Problem to work on
Restate each entry word for word, leaving nothing out.

-*-*-

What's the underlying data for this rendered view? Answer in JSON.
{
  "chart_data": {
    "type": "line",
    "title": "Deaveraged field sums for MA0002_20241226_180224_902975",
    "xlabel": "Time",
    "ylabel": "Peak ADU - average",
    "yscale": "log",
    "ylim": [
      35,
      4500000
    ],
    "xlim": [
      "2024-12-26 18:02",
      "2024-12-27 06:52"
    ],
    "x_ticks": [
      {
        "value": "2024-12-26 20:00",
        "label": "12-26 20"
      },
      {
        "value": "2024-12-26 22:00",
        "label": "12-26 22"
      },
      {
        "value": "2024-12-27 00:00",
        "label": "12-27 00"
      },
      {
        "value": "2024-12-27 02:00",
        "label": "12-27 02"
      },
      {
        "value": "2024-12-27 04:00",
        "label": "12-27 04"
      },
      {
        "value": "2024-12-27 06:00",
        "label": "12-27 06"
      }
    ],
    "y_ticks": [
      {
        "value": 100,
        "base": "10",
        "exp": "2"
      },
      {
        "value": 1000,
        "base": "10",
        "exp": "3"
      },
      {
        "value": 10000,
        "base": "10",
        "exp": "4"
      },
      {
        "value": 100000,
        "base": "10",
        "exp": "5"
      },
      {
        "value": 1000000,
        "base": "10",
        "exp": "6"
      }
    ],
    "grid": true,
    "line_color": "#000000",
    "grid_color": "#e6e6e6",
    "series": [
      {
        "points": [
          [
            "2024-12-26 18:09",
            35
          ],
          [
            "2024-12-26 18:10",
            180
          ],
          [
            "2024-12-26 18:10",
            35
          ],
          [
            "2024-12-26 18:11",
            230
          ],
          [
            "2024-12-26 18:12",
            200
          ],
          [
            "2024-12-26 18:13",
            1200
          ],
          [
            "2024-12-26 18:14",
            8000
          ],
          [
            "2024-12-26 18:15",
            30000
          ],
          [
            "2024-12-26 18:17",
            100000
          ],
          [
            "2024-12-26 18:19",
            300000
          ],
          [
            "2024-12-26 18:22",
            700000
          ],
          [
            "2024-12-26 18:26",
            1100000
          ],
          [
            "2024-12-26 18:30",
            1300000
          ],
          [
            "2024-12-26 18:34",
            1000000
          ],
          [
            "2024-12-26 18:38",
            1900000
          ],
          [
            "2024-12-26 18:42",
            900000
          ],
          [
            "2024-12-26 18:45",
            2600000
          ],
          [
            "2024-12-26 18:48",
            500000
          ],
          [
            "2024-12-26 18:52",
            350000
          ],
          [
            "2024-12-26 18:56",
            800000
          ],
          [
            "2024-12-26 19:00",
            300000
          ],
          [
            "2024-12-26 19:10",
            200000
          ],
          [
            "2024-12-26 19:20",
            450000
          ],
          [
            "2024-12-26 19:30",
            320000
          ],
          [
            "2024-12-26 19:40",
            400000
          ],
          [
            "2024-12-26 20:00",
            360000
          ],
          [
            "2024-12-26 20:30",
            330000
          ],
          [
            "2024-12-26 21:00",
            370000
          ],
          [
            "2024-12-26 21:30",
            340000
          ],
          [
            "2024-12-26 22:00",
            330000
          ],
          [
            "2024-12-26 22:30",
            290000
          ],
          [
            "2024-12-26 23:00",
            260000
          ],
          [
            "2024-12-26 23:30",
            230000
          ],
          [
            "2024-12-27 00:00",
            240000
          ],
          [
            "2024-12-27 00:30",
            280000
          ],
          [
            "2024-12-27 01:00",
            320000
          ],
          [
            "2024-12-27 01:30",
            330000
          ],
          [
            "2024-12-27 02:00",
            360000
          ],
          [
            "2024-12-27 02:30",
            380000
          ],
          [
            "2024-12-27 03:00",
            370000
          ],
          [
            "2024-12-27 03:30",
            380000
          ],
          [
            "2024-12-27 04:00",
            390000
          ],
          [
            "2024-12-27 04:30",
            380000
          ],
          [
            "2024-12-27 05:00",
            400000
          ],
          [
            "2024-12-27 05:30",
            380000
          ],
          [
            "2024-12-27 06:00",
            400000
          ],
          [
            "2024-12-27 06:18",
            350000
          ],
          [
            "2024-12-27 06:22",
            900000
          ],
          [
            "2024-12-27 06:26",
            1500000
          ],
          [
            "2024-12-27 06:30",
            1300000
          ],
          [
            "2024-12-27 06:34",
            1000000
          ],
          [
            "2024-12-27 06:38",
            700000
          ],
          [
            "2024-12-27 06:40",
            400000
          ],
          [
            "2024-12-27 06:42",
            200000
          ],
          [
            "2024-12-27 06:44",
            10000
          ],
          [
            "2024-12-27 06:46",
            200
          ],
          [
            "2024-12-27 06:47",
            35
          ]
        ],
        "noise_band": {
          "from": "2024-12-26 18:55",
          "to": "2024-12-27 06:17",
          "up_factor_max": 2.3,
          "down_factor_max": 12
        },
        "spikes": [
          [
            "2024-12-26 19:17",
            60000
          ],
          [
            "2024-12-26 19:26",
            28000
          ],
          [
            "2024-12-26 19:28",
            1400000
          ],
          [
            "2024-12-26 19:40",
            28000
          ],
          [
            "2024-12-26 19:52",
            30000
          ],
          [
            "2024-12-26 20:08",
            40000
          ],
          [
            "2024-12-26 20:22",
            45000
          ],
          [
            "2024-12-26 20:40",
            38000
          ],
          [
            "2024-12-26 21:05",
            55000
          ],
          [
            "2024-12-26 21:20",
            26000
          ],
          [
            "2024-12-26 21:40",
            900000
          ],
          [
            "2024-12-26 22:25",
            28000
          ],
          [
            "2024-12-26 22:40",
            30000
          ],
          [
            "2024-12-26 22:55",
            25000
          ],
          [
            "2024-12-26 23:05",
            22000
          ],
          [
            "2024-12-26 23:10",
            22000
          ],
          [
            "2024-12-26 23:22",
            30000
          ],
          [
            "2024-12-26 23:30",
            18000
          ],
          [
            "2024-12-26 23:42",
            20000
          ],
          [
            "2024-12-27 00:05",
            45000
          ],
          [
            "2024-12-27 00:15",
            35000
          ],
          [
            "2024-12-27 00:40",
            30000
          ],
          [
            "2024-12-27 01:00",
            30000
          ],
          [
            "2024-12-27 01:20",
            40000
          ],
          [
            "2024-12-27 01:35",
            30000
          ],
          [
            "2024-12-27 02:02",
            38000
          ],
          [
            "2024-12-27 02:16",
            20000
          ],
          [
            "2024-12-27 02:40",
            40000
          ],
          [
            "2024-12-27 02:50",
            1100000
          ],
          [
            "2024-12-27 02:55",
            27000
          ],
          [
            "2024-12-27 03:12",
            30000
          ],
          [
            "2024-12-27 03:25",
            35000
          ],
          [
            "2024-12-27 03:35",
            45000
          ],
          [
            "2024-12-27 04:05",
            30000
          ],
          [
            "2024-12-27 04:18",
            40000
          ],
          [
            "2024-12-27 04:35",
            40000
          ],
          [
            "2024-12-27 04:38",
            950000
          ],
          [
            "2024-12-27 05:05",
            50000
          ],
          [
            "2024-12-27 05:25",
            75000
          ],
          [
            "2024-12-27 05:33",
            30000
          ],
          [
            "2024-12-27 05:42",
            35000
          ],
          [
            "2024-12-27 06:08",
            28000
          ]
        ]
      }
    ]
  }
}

-*-*-

Exercise solution
What's the underlying data for this rendered view? Answer in JSON.
{
  "chart_data": {
    "type": "line",
    "title": "Deaveraged field sums for MA0002_20241226_180224_902975",
    "xlabel": "Time",
    "ylabel": "Peak ADU - average",
    "yscale": "log",
    "ylim": [
      35,
      4500000
    ],
    "xlim": [
      "2024-12-26 18:02",
      "2024-12-27 06:52"
    ],
    "x_ticks": [
      {
        "value": "2024-12-26 20:00",
        "label": "12-26 20"
      },
      {
        "value": "2024-12-26 22:00",
        "label": "12-26 22"
      },
      {
        "value": "2024-12-27 00:00",
        "label": "12-27 00"
      },
      {
        "value": "2024-12-27 02:00",
        "label": "12-27 02"
      },
      {
        "value": "2024-12-27 04:00",
        "label": "12-27 04"
      },
      {
        "value": "2024-12-27 06:00",
        "label": "12-27 06"
      }
    ],
    "y_ticks": [
      {
        "value": 100,
        "base": "10",
        "exp": "2"
      },
      {
        "value": 1000,
        "base": "10",
        "exp": "3"
      },
      {
        "value": 10000,
        "base": "10",
        "exp": "4"
      },
      {
        "value": 100000,
        "base": "10",
        "exp": "5"
      },
      {
        "value": 1000000,
        "base": "10",
        "exp": "6"
      }
    ],
    "grid": true,
    "line_color": "#000000",
    "grid_color": "#e6e6e6",
    "series": [
      {
        "points": [
          [
            "2024-12-26 18:09",
            35
          ],
          [
            "2024-12-26 18:10",
            180
          ],
          [
            "2024-12-26 18:10",
            35
          ],
          [
            "2024-12-26 18:11",
            230
          ],
          [
            "2024-12-26 18:12",
            200
          ],
          [
            "2024-12-26 18:13",
            1200
          ],
          [
            "2024-12-26 18:14",
            8000
          ],
          [
            "2024-12-26 18:15",
            30000
          ],
          [
            "2024-12-26 18:17",
            100000
          ],
          [
            "2024-12-26 18:19",
            300000
          ],
          [
            "2024-12-26 18:22",
            700000
          ],
          [
            "2024-12-26 18:26",
            1100000
          ],
          [
            "2024-12-26 18:30",
            1300000
          ],
          [
            "2024-12-26 18:34",
            1000000
          ],
          [
            "2024-12-26 18:38",
            1900000
          ],
          [
            "2024-12-26 18:42",
            900000
          ],
          [
            "2024-12-26 18:45",
            2600000
          ],
          [
            "2024-12-26 18:48",
            500000
          ],
          [
            "2024-12-26 18:52",
            350000
          ],
          [
            "2024-12-26 18:56",
            800000
          ],
          [
            "2024-12-26 19:00",
            300000
          ],
          [
            "2024-12-26 19:10",
            200000
          ],
          [
            "2024-12-26 19:20",
            450000
          ],
          [
            "2024-12-26 19:30",
            320000
          ],
          [
            "2024-12-26 19:40",
            400000
          ],
          [
            "2024-12-26 20:00",
            360000
          ],
          [
            "2024-12-26 20:30",
            330000
          ],
          [
            "2024-12-26 21:00",
            370000
          ],
          [
            "2024-12-26 21:30",
            340000
          ],
          [
            "2024-12-26 22:00",
            330000
          ],
          [
            "2024-12-26 22:30",
            290000
          ],
          [
            "2024-12-26 23:00",
            260000
          ],
          [
            "2024-12-26 23:30",
            230000
          ],
          [
            "2024-12-27 00:00",
            240000
          ],
          [
            "2024-12-27 00:30",
            280000
          ],
          [
            "2024-12-27 01:00",
            320000
          ],
          [
            "2024-12-27 01:30",
            330000
          ],
          [
            "2024-12-27 02:00",
            360000
          ],
          [
            "2024-12-27 02:30",
            380000
          ],
          [
            "2024-12-27 03:00",
            370000
          ],
          [
            "2024-12-27 03:30",
            380000
          ],
          [
            "2024-12-27 04:00",
            390000
          ],
          [
            "2024-12-27 04:30",
            380000
          ],
          [
            "2024-12-27 05:00",
            400000
          ],
          [
            "2024-12-27 05:30",
            380000
          ],
          [
            "2024-12-27 06:00",
            400000
          ],
          [
            "2024-12-27 06:18",
            350000
          ],
          [
            "2024-12-27 06:22",
            900000
          ],
          [
            "2024-12-27 06:26",
            1500000
          ],
          [
            "2024-12-27 06:30",
            1300000
          ],
          [
            "2024-12-27 06:34",
            1000000
          ],
          [
            "2024-12-27 06:38",
            700000
          ],
          [
            "2024-12-27 06:40",
            400000
          ],
          [
            "2024-12-27 06:42",
            200000
          ],
          [
            "2024-12-27 06:44",
            10000
          ],
          [
            "2024-12-27 06:46",
            200
          ],
          [
            "2024-12-27 06:47",
            35
          ]
        ],
        "noise_band": {
          "from": "2024-12-26 18:55",
          "to": "2024-12-27 06:17",
          "up_factor_max": 2.3,
          "down_factor_max": 12
        },
        "spikes": [
          [
            "2024-12-26 19:17",
            60000
          ],
          [
            "2024-12-26 19:26",
            28000
          ],
          [
            "2024-12-26 19:28",
            1400000
          ],
          [
            "2024-12-26 19:40",
            28000
          ],
          [
            "2024-12-26 19:52",
            30000
          ],
          [
            "2024-12-26 20:08",
            40000
          ],
          [
            "2024-12-26 20:22",
            45000
          ],
          [
            "2024-12-26 20:40",
            38000
          ],
          [
            "2024-12-26 21:05",
            55000
          ],
          [
            "2024-12-26 21:20",
            26000
          ],
          [
            "2024-12-26 21:40",
            900000
          ],
          [
            "2024-12-26 22:25",
            28000
          ],
          [
            "2024-12-26 22:40",
            30000
          ],
          [
            "2024-12-26 22:55",
            25000
          ],
          [
            "2024-12-26 23:05",
            22000
          ],
          [
            "2024-12-26 23:10",
            22000
          ],
          [
            "2024-12-26 23:22",
            30000
          ],
          [
            "2024-12-26 23:30",
            18000
          ],
          [
            "2024-12-26 23:42",
            20000
          ],
          [
            "2024-12-27 00:05",
            45000
          ],
          [
            "2024-12-27 00:15",
            35000
          ],
          [
            "2024-12-27 00:40",
            30000
          ],
          [
            "2024-12-27 01:00",
            30000
          ],
          [
            "2024-12-27 01:20",
            40000
          ],
          [
            "2024-12-27 01:35",
            30000
          ],
          [
            "2024-12-27 02:02",
            38000
          ],
          [
            "2024-12-27 02:16",
            20000
          ],
          [
            "2024-12-27 02:40",
            40000
          ],
          [
            "2024-12-27 02:50",
            1100000
          ],
          [
            "2024-12-27 02:55",
            27000
          ],
          [
            "2024-12-27 03:12",
            30000
          ],
          [
            "2024-12-27 03:25",
            35000
          ],
          [
            "2024-12-27 03:35",
            45000
          ],
          [
            "2024-12-27 04:05",
            30000
          ],
          [
            "2024-12-27 04:18",
            40000
          ],
          [
            "2024-12-27 04:35",
            40000
          ],
          [
            "2024-12-27 04:38",
            950000
          ],
          [
            "2024-12-27 05:05",
            50000
          ],
          [
            "2024-12-27 05:25",
            75000
          ],
          [
            "2024-12-27 05:33",
            30000
          ],
          [
            "2024-12-27 05:42",
            35000
          ],
          [
            "2024-12-27 06:08",
            28000
          ]
        ]
      }
    ]
  }
}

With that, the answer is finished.